■ **TASK PROMPT**:
Print every entry exactly as written.

■ **DATA TO USE**:

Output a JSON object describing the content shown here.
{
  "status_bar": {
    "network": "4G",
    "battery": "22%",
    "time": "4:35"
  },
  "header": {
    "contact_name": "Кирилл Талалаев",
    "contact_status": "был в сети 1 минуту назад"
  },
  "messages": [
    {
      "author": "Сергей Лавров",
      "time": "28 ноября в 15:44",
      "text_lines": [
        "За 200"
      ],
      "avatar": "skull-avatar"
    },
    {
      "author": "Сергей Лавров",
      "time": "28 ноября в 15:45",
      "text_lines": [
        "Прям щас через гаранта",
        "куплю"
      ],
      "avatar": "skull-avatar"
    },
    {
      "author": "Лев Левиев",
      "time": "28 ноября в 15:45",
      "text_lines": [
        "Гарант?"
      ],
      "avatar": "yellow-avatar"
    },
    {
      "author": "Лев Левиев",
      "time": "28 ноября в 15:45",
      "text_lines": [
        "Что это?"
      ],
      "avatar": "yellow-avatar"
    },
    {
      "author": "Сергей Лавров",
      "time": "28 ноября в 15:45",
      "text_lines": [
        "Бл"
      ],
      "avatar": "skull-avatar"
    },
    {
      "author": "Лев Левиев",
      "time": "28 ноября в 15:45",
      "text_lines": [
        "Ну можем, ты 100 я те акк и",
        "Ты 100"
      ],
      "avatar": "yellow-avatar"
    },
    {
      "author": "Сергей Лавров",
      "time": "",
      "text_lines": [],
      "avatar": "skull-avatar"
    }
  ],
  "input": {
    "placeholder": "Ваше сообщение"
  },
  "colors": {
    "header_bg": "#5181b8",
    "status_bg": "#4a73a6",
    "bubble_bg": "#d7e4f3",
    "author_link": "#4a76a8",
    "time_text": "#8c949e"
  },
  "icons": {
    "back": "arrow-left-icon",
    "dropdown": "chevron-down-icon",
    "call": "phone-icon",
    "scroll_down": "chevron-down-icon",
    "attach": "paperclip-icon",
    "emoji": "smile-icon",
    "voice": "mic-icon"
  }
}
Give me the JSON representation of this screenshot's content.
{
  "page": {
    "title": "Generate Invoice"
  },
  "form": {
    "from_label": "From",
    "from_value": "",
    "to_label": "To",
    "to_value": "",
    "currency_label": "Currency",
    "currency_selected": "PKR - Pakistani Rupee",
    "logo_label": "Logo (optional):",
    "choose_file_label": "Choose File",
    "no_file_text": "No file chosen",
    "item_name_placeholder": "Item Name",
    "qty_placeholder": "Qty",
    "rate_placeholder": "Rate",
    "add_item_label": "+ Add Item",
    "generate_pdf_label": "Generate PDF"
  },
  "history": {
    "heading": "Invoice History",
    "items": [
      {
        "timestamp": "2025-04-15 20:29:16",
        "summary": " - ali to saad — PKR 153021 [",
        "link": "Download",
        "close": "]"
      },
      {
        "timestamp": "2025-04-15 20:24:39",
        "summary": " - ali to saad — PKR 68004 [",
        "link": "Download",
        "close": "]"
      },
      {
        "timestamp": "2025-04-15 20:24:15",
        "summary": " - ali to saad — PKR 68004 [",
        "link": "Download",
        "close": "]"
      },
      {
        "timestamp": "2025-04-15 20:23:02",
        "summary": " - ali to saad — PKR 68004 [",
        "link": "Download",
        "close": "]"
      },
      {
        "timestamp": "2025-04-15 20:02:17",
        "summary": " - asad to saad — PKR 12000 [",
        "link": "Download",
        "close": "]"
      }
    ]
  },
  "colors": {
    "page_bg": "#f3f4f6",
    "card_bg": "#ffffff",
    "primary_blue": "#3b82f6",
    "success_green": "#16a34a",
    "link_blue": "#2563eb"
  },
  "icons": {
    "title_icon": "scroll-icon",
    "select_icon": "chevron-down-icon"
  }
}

■ **THE COMPLETED TASK**:
Output a JSON object describing the content shown here.
{
  "status_bar": {
    "network": "4G",
    "battery": "22%",
    "time": "4:35"
  },
  "header": {
    "contact_name": "Кирилл Талалаев",
    "contact_status": "был в сети 1 минуту назад"
  },
  "messages": [
    {
      "author": "Сергей Лавров",
      "time": "28 ноября в 15:44",
      "text_lines": [
        "За 200"
      ],
      "avatar": "skull-avatar"
    },
    {
      "author": "Сергей Лавров",
      "time": "28 ноября в 15:45",
      "text_lines": [
        "Прям щас через гаранта",
        "куплю"
      ],
      "avatar": "skull-avatar"
    },
    {
      "author": "Лев Левиев",
      "time": "28 ноября в 15:45",
      "text_lines": [
        "Гарант?"
      ],
      "avatar": "yellow-avatar"
    },
    {
      "author": "Лев Левиев",
      "time": "28 ноября в 15:45",
      "text_lines": [
        "Что это?"
      ],
      "avatar": "yellow-avatar"
    },
    {
      "author": "Сергей Лавров",
      "time": "28 ноября в 15:45",
      "text_lines": [
        "Бл"
      ],
      "avatar": "skull-avatar"
    },
    {
      "author": "Лев Левиев",
      "time": "28 ноября в 15:45",
      "text_lines": [
        "Ну можем, ты 100 я те акк и",
        "Ты 100"
      ],
      "avatar": "yellow-avatar"
    },
    {
      "author": "Сергей Лавров",
      "time": "",
      "text_lines": [],
      "avatar": "skull-avatar"
    }
  ],
  "input": {
    "placeholder": "Ваше сообщение"
  },
  "colors": {
    "header_bg": "#5181b8",
    "status_bg": "#4a73a6",
    "bubble_bg": "#d7e4f3",
    "author_link": "#4a76a8",
    "time_text": "#8c949e"
  },
  "icons": {
    "back": "arrow-left-icon",
    "dropdown": "chevron-down-icon",
    "call": "phone-icon",
    "scroll_down": "chevron-down-icon",
    "attach": "paperclip-icon",
    "emoji": "smile-icon",
    "voice": "mic-icon"
  }
}
Give me the JSON representation of this screenshot's content.
{
  "page": {
    "title": "Generate Invoice"
  },
  "form": {
    "from_label": "From",
    "from_value": "",
    "to_label": "To",
    "to_value": "",
    "currency_label": "Currency",
    "currency_selected": "PKR - Pakistani Rupee",
    "logo_label": "Logo (optional):",
    "choose_file_label": "Choose File",
    "no_file_text": "No file chosen",
    "item_name_placeholder": "Item Name",
    "qty_placeholder": "Qty",
    "rate_placeholder": "Rate",
    "add_item_label": "+ Add Item",
    "generate_pdf_label": "Generate PDF"
  },
  "history": {
    "heading": "Invoice History",
    "items": [
      {
        "timestamp": "2025-04-15 20:29:16",
        "summary": " - ali to saad — PKR 153021 [",
        "link": "Download",
        "close": "]"
      },
      {
        "timestamp": "2025-04-15 20:24:39",
        "summary": " - ali to saad — PKR 68004 [",
        "link": "Download",
        "close": "]"
      },
      {
        "timestamp": "2025-04-15 20:24:15",
        "summary": " - ali to saad — PKR 68004 [",
        "link": "Download",
        "close": "]"
      },
      {
        "timestamp": "2025-04-15 20:23:02",
        "summary": " - ali to saad — PKR 68004 [",
        "link": "Download",
        "close": "]"
      },
      {
        "timestamp": "2025-04-15 20:02:17",
        "summary": " - asad to saad — PKR 12000 [",
        "link": "Download",
        "close": "]"
      }
    ]
  },
  "colors": {
    "page_bg": "#f3f4f6",
    "card_bg": "#ffffff",
    "primary_blue": "#3b82f6",
    "success_green": "#16a34a",
    "link_blue": "#2563eb"
  },
  "icons": {
    "title_icon": "scroll-icon",
    "select_icon": "chevron-down-icon"
  }
}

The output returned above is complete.